### DATA FOR PROCESSING:
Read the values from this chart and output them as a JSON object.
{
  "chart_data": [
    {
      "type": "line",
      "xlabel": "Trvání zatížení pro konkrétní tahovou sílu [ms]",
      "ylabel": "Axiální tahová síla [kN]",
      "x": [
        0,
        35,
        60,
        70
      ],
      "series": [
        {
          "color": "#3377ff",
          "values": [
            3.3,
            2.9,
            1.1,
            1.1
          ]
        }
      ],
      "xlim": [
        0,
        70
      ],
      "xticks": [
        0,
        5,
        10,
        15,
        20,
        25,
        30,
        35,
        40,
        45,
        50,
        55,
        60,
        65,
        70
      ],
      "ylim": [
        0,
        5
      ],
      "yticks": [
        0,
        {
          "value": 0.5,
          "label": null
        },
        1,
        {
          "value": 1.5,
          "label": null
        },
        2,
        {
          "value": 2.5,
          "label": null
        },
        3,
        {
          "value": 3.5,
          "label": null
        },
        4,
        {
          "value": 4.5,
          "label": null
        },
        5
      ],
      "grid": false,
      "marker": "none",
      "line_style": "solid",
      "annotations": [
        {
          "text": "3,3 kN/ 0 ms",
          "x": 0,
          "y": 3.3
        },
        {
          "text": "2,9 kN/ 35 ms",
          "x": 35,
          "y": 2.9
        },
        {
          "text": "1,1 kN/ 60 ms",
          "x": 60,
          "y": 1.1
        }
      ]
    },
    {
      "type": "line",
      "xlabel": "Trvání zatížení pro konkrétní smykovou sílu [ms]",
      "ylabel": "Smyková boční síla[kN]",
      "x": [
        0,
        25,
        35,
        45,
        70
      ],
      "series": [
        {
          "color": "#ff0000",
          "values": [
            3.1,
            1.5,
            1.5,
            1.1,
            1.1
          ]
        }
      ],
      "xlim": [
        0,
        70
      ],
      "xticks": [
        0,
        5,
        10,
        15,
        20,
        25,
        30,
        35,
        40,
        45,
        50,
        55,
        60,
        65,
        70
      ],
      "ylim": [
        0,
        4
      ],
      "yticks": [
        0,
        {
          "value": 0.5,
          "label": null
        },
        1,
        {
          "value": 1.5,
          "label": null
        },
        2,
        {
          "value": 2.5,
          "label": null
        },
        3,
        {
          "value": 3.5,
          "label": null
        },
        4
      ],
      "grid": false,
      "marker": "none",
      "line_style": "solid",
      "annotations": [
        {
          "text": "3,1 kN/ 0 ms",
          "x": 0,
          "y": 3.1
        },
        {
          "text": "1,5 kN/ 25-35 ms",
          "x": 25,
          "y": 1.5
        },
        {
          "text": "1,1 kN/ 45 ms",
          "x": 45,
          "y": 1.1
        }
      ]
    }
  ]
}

### YOUR TASK:
Scan the material above. Copy each line that holds the word "zatížení".

### COMPLETE OUTPUT:
      "xlabel": "Trvání zatížení pro konkrétní tahovou sílu [ms]",
      "xlabel": "Trvání zatížení pro konkrétní smykovou sílu [ms]",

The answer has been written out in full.